= JOB =
Of all the lines in these entries, how many contain the string "smoothed"? Give only that count.

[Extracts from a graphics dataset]
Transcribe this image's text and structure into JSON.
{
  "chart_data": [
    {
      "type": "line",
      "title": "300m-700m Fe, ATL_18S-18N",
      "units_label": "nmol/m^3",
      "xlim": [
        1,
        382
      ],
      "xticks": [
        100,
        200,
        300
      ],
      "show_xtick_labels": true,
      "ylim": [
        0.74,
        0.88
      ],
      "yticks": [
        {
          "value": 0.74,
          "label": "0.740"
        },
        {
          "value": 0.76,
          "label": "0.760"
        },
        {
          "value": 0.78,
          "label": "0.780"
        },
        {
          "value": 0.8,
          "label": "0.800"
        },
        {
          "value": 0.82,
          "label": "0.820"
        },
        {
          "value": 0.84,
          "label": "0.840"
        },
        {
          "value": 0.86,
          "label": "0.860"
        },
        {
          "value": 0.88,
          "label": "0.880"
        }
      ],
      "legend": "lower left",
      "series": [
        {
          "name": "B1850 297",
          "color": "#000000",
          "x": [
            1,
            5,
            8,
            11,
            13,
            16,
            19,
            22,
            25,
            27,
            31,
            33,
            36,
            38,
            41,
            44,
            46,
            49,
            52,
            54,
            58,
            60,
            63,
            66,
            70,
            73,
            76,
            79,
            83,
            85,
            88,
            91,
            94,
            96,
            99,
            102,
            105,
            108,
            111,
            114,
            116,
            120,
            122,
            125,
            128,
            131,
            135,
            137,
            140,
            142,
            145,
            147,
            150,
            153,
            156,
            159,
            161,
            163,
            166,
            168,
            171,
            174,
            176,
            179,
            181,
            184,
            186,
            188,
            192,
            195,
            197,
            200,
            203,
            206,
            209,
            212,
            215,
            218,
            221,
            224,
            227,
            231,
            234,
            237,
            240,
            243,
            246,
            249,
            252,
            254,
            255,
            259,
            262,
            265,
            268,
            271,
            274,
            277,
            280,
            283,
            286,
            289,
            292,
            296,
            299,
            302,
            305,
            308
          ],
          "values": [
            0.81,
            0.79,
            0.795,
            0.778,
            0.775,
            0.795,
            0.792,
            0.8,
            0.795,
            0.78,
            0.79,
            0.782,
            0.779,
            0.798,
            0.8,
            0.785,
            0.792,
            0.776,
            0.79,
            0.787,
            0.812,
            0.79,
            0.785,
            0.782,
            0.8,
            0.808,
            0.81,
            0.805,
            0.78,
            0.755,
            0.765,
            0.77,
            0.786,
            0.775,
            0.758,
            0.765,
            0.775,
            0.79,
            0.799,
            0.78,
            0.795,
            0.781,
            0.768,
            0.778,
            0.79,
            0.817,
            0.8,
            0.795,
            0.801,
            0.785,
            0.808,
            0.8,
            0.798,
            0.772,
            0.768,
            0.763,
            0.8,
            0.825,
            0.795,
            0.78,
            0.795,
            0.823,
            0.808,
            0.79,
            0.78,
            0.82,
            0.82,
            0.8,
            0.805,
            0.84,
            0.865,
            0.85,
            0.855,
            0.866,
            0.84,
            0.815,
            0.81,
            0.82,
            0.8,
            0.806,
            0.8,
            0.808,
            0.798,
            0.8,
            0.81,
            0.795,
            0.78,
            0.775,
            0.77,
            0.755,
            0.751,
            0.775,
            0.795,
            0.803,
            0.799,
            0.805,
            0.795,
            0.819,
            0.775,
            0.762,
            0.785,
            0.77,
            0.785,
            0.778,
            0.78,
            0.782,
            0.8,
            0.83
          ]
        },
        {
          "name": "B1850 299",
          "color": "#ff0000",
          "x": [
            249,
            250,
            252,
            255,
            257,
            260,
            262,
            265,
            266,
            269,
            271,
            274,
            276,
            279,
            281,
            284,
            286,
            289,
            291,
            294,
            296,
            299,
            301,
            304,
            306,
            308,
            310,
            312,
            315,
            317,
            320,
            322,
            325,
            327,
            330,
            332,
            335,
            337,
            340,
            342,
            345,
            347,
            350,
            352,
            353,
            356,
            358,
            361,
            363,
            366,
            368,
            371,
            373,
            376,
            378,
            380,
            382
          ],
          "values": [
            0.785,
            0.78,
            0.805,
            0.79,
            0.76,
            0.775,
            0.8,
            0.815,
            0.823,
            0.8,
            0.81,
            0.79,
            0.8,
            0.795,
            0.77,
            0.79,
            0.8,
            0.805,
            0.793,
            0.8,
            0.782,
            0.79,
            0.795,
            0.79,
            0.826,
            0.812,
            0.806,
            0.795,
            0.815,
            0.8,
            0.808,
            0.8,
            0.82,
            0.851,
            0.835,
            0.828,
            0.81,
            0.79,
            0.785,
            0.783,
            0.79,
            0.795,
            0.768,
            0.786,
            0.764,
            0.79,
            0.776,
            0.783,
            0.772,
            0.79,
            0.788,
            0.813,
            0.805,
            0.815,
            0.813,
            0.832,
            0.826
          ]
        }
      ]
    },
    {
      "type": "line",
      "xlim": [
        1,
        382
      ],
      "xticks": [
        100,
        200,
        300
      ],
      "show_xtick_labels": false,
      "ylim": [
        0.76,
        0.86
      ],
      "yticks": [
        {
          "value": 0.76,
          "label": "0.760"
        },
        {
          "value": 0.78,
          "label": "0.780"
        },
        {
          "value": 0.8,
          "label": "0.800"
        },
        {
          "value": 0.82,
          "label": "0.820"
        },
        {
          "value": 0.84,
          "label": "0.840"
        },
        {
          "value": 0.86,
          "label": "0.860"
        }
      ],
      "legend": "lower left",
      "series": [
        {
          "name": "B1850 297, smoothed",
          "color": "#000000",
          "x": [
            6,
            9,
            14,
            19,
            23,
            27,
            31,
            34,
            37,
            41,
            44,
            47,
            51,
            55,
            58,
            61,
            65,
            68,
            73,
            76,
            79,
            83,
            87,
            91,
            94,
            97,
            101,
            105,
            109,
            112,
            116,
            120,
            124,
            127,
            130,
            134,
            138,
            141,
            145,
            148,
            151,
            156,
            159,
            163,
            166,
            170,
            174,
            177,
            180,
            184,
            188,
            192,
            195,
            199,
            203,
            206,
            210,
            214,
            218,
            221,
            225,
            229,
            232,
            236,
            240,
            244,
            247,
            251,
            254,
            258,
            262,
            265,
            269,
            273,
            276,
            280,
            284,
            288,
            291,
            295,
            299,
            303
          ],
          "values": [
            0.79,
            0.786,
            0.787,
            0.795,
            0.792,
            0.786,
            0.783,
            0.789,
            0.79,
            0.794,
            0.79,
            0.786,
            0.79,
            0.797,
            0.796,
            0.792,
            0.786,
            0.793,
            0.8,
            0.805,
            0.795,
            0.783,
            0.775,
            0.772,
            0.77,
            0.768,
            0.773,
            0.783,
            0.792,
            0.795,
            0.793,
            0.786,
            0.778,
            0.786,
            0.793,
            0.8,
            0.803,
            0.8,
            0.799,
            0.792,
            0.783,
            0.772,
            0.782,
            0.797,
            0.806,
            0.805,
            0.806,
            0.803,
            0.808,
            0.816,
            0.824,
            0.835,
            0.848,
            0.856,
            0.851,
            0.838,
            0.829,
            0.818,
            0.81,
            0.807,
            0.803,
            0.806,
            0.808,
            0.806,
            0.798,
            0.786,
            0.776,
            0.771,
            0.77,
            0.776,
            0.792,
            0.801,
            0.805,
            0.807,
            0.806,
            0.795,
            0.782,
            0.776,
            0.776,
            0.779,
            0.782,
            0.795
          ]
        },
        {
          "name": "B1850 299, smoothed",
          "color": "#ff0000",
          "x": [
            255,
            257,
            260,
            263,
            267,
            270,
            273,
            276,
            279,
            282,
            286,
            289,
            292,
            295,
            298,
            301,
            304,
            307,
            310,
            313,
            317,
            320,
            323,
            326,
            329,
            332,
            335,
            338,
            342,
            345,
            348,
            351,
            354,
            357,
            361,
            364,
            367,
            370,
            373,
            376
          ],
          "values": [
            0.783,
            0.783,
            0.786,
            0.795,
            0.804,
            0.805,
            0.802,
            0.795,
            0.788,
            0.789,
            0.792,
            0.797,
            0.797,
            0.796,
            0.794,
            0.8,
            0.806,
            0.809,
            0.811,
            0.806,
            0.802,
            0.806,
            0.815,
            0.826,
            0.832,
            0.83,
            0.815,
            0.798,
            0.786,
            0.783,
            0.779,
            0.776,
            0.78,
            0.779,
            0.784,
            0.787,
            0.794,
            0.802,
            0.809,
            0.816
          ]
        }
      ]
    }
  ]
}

= RESULT =
2